- _What to do_
Could you reproduce every line of the records below word for word?

- _Annotated region listings_
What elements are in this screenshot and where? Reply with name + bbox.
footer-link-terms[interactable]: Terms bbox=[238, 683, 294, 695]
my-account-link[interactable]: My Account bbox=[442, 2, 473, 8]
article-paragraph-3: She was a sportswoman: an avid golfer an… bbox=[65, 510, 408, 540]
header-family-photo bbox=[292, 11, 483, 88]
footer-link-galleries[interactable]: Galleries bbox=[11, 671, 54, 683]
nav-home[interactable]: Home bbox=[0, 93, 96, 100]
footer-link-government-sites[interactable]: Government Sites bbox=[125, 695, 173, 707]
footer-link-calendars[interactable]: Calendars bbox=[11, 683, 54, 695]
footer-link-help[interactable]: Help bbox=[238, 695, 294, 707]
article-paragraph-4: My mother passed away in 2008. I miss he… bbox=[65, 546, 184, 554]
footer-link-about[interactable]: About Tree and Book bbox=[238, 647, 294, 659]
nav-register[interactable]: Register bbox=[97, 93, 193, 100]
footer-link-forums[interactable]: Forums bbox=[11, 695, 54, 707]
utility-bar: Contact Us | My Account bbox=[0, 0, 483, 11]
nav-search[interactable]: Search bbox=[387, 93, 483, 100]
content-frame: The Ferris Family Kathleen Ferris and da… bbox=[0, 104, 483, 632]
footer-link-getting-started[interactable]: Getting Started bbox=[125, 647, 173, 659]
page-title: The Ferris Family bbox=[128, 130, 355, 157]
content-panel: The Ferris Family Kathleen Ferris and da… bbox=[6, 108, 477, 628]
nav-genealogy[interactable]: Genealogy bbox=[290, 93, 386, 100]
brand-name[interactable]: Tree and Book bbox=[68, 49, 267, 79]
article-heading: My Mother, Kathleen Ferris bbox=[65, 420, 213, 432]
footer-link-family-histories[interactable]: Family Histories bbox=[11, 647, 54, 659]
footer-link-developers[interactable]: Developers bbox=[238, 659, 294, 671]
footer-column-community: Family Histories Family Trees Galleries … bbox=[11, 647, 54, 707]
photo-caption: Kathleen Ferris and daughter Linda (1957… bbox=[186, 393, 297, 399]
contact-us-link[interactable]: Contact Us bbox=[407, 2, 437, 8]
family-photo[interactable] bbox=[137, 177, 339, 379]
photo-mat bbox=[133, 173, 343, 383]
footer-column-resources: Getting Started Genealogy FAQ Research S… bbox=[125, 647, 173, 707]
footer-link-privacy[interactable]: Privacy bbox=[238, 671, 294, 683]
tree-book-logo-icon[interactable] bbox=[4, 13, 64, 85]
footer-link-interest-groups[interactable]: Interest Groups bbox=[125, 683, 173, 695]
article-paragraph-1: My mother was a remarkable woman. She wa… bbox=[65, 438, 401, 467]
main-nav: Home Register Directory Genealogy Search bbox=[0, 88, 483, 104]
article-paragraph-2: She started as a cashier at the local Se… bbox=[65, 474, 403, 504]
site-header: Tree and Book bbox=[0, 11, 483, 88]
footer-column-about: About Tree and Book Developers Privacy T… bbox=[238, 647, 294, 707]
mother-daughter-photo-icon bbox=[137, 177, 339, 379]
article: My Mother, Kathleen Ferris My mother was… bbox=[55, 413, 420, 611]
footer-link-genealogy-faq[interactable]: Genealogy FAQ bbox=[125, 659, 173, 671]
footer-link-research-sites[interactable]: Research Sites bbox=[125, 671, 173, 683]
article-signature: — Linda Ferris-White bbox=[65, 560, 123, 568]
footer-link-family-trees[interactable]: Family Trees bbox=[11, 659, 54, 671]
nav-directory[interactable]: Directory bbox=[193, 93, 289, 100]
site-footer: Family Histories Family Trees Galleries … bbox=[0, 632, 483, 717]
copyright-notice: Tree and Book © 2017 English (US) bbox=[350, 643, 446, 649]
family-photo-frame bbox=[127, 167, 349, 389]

- _Result of this exercise_
What elements are in this screenshot and where? Reply with name + bbox.
footer-link-terms[interactable]: Terms bbox=[238, 683, 294, 695]
my-account-link[interactable]: My Account bbox=[442, 2, 473, 8]
article-paragraph-3: She was a sportswoman: an avid golfer an… bbox=[65, 510, 408, 540]
header-family-photo bbox=[292, 11, 483, 88]
footer-link-galleries[interactable]: Galleries bbox=[11, 671, 54, 683]
nav-home[interactable]: Home bbox=[0, 93, 96, 100]
footer-link-government-sites[interactable]: Government Sites bbox=[125, 695, 173, 707]
footer-link-calendars[interactable]: Calendars bbox=[11, 683, 54, 695]
footer-link-help[interactable]: Help bbox=[238, 695, 294, 707]
article-paragraph-4: My mother passed away in 2008. I miss he… bbox=[65, 546, 184, 554]
footer-link-about[interactable]: About Tree and Book bbox=[238, 647, 294, 659]
nav-register[interactable]: Register bbox=[97, 93, 193, 100]
footer-link-forums[interactable]: Forums bbox=[11, 695, 54, 707]
utility-bar: Contact Us | My Account bbox=[0, 0, 483, 11]
nav-search[interactable]: Search bbox=[387, 93, 483, 100]
content-frame: The Ferris Family Kathleen Ferris and da… bbox=[0, 104, 483, 632]
footer-link-getting-started[interactable]: Getting Started bbox=[125, 647, 173, 659]
page-title: The Ferris Family bbox=[128, 130, 355, 157]
content-panel: The Ferris Family Kathleen Ferris and da… bbox=[6, 108, 477, 628]
nav-genealogy[interactable]: Genealogy bbox=[290, 93, 386, 100]
brand-name[interactable]: Tree and Book bbox=[68, 49, 267, 79]
article-heading: My Mother, Kathleen Ferris bbox=[65, 420, 213, 432]
footer-link-family-histories[interactable]: Family Histories bbox=[11, 647, 54, 659]
footer-link-developers[interactable]: Developers bbox=[238, 659, 294, 671]
footer-column-community: Family Histories Family Trees Galleries … bbox=[11, 647, 54, 707]
photo-caption: Kathleen Ferris and daughter Linda (1957… bbox=[186, 393, 297, 399]
contact-us-link[interactable]: Contact Us bbox=[407, 2, 437, 8]
family-photo[interactable] bbox=[137, 177, 339, 379]
photo-mat bbox=[133, 173, 343, 383]
footer-column-resources: Getting Started Genealogy FAQ Research S… bbox=[125, 647, 173, 707]
footer-link-privacy[interactable]: Privacy bbox=[238, 671, 294, 683]
tree-book-logo-icon[interactable] bbox=[4, 13, 64, 85]
footer-link-interest-groups[interactable]: Interest Groups bbox=[125, 683, 173, 695]
article-paragraph-1: My mother was a remarkable woman. She wa… bbox=[65, 438, 401, 467]
main-nav: Home Register Directory Genealogy Search bbox=[0, 88, 483, 104]
article-paragraph-2: She started as a cashier at the local Se… bbox=[65, 474, 403, 504]
site-header: Tree and Book bbox=[0, 11, 483, 88]
footer-column-about: About Tree and Book Developers Privacy T… bbox=[238, 647, 294, 707]
mother-daughter-photo-icon bbox=[137, 177, 339, 379]
article: My Mother, Kathleen Ferris My mother was… bbox=[55, 413, 420, 611]
footer-link-genealogy-faq[interactable]: Genealogy FAQ bbox=[125, 659, 173, 671]
footer-link-research-sites[interactable]: Research Sites bbox=[125, 671, 173, 683]
article-signature: — Linda Ferris-White bbox=[65, 560, 123, 568]
footer-link-family-trees[interactable]: Family Trees bbox=[11, 659, 54, 671]
nav-directory[interactable]: Directory bbox=[193, 93, 289, 100]
site-footer: Family Histories Family Trees Galleries … bbox=[0, 632, 483, 717]
copyright-notice: Tree and Book © 2017 English (US) bbox=[350, 643, 446, 649]
family-photo-frame bbox=[127, 167, 349, 389]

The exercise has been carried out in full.